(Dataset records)
┄┄┄┄┄┄┄┄┄┄┄┄┄┄┄┄┄┄┄┄

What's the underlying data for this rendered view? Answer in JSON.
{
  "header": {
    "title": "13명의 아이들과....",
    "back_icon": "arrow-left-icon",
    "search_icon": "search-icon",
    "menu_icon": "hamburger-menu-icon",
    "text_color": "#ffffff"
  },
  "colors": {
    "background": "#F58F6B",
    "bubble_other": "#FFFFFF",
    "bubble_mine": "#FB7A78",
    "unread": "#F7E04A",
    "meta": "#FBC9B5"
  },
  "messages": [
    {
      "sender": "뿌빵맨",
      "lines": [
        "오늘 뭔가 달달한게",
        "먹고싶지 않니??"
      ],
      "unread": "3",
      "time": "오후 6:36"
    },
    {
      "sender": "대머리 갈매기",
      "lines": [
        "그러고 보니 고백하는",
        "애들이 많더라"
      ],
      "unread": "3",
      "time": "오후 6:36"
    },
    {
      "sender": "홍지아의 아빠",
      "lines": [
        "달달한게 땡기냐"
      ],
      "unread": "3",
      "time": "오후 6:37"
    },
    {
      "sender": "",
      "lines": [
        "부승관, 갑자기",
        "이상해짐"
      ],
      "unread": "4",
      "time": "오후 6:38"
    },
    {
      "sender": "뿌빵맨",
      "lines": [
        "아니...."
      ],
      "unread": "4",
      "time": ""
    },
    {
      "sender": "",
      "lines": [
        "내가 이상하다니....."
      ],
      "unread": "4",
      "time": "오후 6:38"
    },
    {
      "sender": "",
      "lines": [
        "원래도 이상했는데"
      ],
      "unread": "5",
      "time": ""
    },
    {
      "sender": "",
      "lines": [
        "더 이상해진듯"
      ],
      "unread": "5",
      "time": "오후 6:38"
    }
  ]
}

┄┄┄┄┄┄┄┄┄┄┄┄┄┄┄┄┄┄┄┄

* Required work
Copy out the whole listing exactly.

* Result
What's the underlying data for this rendered view? Answer in JSON.
{
  "header": {
    "title": "13명의 아이들과....",
    "back_icon": "arrow-left-icon",
    "search_icon": "search-icon",
    "menu_icon": "hamburger-menu-icon",
    "text_color": "#ffffff"
  },
  "colors": {
    "background": "#F58F6B",
    "bubble_other": "#FFFFFF",
    "bubble_mine": "#FB7A78",
    "unread": "#F7E04A",
    "meta": "#FBC9B5"
  },
  "messages": [
    {
      "sender": "뿌빵맨",
      "lines": [
        "오늘 뭔가 달달한게",
        "먹고싶지 않니??"
      ],
      "unread": "3",
      "time": "오후 6:36"
    },
    {
      "sender": "대머리 갈매기",
      "lines": [
        "그러고 보니 고백하는",
        "애들이 많더라"
      ],
      "unread": "3",
      "time": "오후 6:36"
    },
    {
      "sender": "홍지아의 아빠",
      "lines": [
        "달달한게 땡기냐"
      ],
      "unread": "3",
      "time": "오후 6:37"
    },
    {
      "sender": "",
      "lines": [
        "부승관, 갑자기",
        "이상해짐"
      ],
      "unread": "4",
      "time": "오후 6:38"
    },
    {
      "sender": "뿌빵맨",
      "lines": [
        "아니...."
      ],
      "unread": "4",
      "time": ""
    },
    {
      "sender": "",
      "lines": [
        "내가 이상하다니....."
      ],
      "unread": "4",
      "time": "오후 6:38"
    },
    {
      "sender": "",
      "lines": [
        "원래도 이상했는데"
      ],
      "unread": "5",
      "time": ""
    },
    {
      "sender": "",
      "lines": [
        "더 이상해진듯"
      ],
      "unread": "5",
      "time": "오후 6:38"
    }
  ]
}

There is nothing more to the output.